Repeat the data below word for word, changing nothing.

[Data for processing]
──────────────────────────────

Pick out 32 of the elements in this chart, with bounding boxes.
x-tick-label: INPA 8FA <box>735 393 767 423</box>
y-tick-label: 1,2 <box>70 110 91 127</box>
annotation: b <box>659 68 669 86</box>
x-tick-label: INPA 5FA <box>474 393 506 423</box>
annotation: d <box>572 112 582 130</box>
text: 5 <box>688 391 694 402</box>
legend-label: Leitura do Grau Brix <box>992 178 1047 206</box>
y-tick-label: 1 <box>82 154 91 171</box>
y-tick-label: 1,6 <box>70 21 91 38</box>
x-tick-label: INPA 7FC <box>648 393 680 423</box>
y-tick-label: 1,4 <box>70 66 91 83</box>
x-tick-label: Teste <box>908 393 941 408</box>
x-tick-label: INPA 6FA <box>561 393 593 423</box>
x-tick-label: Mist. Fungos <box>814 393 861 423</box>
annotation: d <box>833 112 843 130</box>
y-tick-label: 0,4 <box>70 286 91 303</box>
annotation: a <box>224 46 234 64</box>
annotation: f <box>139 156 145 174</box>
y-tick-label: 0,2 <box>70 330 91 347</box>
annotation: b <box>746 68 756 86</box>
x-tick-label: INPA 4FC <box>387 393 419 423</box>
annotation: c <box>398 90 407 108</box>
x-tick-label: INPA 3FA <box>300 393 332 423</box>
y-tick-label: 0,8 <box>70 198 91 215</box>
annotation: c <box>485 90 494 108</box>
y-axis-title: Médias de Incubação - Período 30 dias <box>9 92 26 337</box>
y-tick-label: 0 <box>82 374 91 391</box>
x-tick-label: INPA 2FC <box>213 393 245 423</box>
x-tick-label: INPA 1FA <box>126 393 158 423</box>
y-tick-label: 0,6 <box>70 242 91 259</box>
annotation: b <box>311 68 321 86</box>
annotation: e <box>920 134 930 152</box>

──────────────────────────────

[Output of the task]
Pick out 32 of the elements in this chart, with bounding boxes.
x-tick-label: INPA 8FA <box>735 393 767 423</box>
y-tick-label: 1,2 <box>70 110 91 127</box>
annotation: b <box>659 68 669 86</box>
x-tick-label: INPA 5FA <box>474 393 506 423</box>
annotation: d <box>572 112 582 130</box>
text: 5 <box>688 391 694 402</box>
legend-label: Leitura do Grau Brix <box>992 178 1047 206</box>
y-tick-label: 1 <box>82 154 91 171</box>
y-tick-label: 1,6 <box>70 21 91 38</box>
x-tick-label: INPA 7FC <box>648 393 680 423</box>
y-tick-label: 1,4 <box>70 66 91 83</box>
x-tick-label: Teste <box>908 393 941 408</box>
x-tick-label: INPA 6FA <box>561 393 593 423</box>
x-tick-label: Mist. Fungos <box>814 393 861 423</box>
annotation: d <box>833 112 843 130</box>
y-tick-label: 0,4 <box>70 286 91 303</box>
annotation: a <box>224 46 234 64</box>
annotation: f <box>139 156 145 174</box>
y-tick-label: 0,2 <box>70 330 91 347</box>
annotation: b <box>746 68 756 86</box>
x-tick-label: INPA 4FC <box>387 393 419 423</box>
annotation: c <box>398 90 407 108</box>
x-tick-label: INPA 3FA <box>300 393 332 423</box>
y-tick-label: 0,8 <box>70 198 91 215</box>
annotation: c <box>485 90 494 108</box>
y-axis-title: Médias de Incubação - Período 30 dias <box>9 92 26 337</box>
y-tick-label: 0 <box>82 374 91 391</box>
x-tick-label: INPA 2FC <box>213 393 245 423</box>
x-tick-label: INPA 1FA <box>126 393 158 423</box>
y-tick-label: 0,6 <box>70 242 91 259</box>
annotation: b <box>311 68 321 86</box>
annotation: e <box>920 134 930 152</box>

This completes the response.